## INSTRUCTION
Only lines with the string "marcha" matter here; gather them from the material below.

# DATA PROVIDED start

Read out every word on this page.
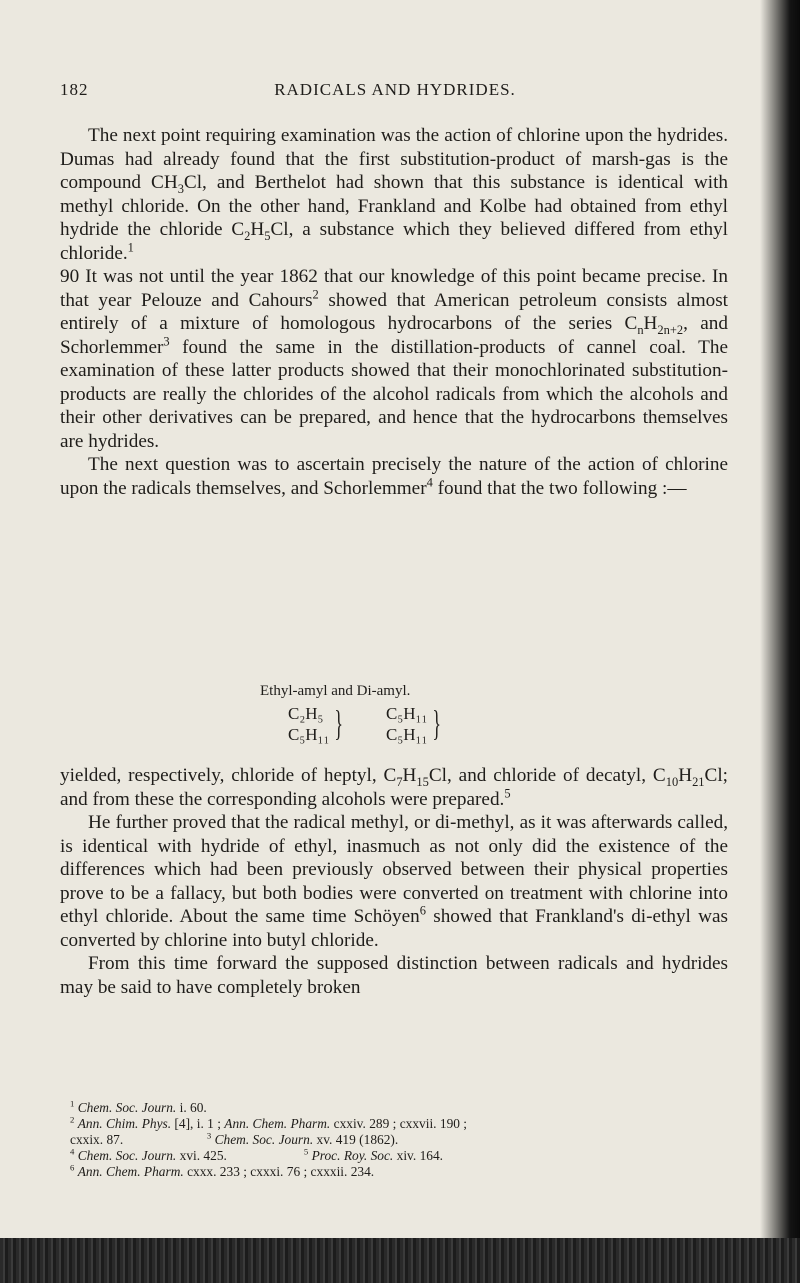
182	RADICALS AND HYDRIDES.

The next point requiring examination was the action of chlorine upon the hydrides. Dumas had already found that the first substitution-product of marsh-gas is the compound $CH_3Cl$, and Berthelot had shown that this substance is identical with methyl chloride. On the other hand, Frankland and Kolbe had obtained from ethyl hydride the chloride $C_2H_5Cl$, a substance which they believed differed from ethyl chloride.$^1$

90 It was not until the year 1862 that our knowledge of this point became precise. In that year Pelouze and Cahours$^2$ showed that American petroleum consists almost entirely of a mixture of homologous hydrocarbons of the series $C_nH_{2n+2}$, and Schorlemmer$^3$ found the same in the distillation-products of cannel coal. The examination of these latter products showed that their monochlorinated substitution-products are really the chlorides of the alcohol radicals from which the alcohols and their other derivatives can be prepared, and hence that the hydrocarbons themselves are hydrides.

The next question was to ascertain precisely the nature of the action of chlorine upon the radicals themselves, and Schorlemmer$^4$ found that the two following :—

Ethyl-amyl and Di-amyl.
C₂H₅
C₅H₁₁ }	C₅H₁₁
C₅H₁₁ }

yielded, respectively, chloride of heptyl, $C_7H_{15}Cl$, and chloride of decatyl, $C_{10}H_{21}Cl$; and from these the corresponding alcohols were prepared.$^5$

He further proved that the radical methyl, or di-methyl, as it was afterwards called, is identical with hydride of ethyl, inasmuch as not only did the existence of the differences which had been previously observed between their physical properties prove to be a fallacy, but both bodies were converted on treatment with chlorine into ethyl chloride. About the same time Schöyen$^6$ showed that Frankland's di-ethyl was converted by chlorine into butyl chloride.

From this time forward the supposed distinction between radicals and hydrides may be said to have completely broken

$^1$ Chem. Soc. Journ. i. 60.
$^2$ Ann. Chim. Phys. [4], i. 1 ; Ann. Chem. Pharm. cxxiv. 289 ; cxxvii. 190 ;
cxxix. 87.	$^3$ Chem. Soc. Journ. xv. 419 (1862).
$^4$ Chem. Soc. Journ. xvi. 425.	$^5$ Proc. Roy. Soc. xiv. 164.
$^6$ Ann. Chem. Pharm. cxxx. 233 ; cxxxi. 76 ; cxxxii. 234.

# DATA PROVIDED end
# DATA PROVIDED start

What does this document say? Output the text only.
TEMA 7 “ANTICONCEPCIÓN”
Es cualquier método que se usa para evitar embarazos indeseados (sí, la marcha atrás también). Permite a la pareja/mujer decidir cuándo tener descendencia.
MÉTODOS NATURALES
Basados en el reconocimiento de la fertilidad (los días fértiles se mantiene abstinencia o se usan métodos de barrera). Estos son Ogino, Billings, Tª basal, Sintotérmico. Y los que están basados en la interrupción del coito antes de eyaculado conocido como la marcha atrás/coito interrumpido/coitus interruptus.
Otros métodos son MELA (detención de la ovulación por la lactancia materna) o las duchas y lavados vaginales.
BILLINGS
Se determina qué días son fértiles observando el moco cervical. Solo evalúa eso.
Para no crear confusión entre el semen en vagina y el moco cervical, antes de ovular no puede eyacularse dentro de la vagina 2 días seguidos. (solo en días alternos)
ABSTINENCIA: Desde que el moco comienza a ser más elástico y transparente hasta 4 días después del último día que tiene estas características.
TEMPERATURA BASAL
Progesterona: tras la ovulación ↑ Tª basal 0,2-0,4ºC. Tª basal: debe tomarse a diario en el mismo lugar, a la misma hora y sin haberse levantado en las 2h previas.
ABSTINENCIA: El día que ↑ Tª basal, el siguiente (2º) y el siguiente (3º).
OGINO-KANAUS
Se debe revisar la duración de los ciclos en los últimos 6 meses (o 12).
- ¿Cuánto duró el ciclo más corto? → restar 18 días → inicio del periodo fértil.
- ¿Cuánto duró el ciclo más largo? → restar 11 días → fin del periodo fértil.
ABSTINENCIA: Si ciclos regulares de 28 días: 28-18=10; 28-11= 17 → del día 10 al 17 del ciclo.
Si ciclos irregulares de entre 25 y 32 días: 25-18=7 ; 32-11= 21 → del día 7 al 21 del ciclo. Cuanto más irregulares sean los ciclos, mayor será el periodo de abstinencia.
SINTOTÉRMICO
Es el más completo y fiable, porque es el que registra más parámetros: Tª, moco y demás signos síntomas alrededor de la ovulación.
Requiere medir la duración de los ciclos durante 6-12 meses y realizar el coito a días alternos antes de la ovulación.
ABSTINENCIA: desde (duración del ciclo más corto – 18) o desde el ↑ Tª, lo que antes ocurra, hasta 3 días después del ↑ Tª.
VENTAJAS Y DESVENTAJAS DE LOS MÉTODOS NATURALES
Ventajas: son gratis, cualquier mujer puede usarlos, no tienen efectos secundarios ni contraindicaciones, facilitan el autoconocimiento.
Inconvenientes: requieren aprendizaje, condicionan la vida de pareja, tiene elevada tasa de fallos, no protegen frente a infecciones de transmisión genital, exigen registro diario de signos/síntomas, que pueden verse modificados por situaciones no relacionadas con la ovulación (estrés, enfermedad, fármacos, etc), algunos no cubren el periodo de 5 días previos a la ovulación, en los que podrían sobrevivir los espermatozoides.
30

# DATA PROVIDED end

## OUTPUT
Es cualquier método que se usa para evitar embarazos indeseados (sí, la marcha atrás también). Permite a la pareja/mujer decidir cuándo tener descendencia.
Basados en el reconocimiento de la fertilidad (los días fértiles se mantiene abstinencia o se usan métodos de barrera). Estos son Ogino, Billings, Tª basal, Sintotérmico. Y los que están basados en la interrupción del coito antes de eyaculado conocido como la marcha atrás/coito interrumpido/coitus interruptus.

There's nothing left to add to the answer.